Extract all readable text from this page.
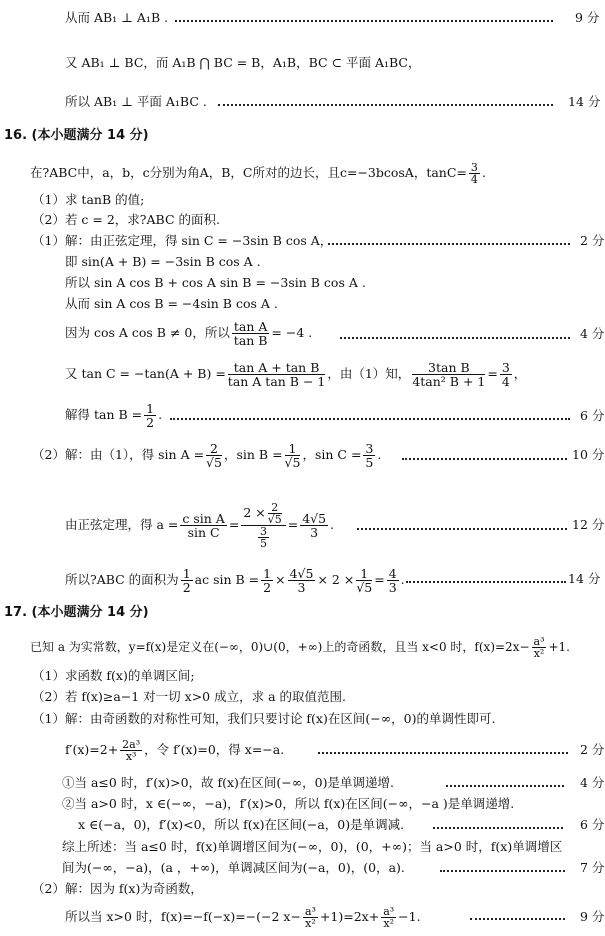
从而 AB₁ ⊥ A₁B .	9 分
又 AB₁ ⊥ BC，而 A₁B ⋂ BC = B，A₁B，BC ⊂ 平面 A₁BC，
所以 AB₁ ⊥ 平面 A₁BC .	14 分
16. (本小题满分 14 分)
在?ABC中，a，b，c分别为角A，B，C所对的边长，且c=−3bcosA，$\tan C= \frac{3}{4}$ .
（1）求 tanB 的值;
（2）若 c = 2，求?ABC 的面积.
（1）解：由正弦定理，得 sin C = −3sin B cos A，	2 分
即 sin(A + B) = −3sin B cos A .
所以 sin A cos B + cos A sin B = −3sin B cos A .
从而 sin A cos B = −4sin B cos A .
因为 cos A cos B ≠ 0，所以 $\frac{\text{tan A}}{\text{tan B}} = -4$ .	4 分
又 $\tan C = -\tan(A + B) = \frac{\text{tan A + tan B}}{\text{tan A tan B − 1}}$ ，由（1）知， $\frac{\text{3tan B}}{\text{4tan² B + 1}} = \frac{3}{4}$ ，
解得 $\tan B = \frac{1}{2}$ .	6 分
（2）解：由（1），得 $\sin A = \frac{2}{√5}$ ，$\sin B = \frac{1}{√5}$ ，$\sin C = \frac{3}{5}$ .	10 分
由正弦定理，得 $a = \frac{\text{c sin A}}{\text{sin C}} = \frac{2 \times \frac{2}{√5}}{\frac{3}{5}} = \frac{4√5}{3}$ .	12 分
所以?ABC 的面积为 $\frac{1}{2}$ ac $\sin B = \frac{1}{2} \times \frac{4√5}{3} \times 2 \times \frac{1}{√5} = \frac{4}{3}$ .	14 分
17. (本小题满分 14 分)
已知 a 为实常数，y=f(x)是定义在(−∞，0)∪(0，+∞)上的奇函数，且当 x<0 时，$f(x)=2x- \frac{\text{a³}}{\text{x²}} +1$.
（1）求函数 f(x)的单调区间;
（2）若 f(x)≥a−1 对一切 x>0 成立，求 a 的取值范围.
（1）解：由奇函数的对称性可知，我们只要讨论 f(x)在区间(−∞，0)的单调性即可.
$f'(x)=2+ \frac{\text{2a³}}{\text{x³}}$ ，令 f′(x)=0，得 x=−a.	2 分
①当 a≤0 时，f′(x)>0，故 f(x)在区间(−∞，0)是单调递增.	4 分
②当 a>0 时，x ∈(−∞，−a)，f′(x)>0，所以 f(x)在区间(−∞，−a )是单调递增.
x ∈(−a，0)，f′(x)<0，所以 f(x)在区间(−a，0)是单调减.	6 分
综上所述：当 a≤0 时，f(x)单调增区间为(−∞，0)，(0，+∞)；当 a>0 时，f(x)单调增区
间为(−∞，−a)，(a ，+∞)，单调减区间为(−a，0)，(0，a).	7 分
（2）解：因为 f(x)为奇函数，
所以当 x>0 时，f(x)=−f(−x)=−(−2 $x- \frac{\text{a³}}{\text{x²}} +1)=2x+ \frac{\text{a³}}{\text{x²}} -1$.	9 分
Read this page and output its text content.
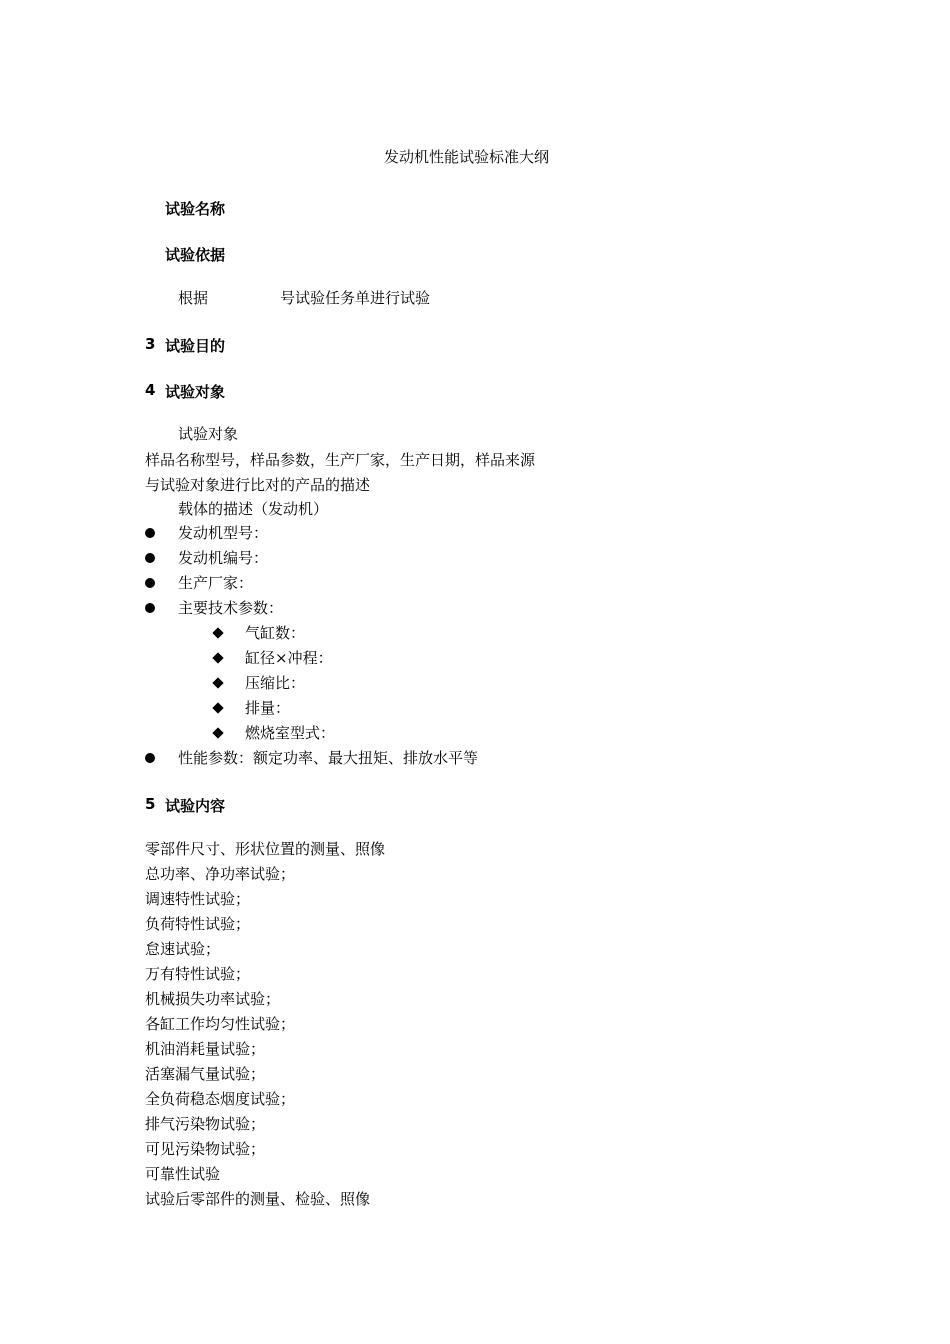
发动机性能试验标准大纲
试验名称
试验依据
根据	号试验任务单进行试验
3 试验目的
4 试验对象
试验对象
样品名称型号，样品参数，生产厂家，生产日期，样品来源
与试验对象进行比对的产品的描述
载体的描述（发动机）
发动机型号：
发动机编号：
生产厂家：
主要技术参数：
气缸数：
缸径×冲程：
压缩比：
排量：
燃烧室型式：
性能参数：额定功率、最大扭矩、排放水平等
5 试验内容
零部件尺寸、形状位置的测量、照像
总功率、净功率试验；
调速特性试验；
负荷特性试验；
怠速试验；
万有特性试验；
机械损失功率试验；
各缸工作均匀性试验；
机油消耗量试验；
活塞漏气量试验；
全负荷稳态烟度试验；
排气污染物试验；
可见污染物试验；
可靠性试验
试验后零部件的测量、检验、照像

++++++++++

» **WHAT IS NEEDED**: Pick out the lines containing the word "由正弦定理" and show them.

» **ANSWER TO THE TASK**:
（1）解：由正弦定理，得 sin C = −3sin B cos A，	2 分
由正弦定理，得 $a = \frac{\text{c sin A}}{\text{sin C}} = \frac{2 \times \frac{2}{√5}}{\frac{3}{5}} = \frac{4√5}{3}$ .	12 分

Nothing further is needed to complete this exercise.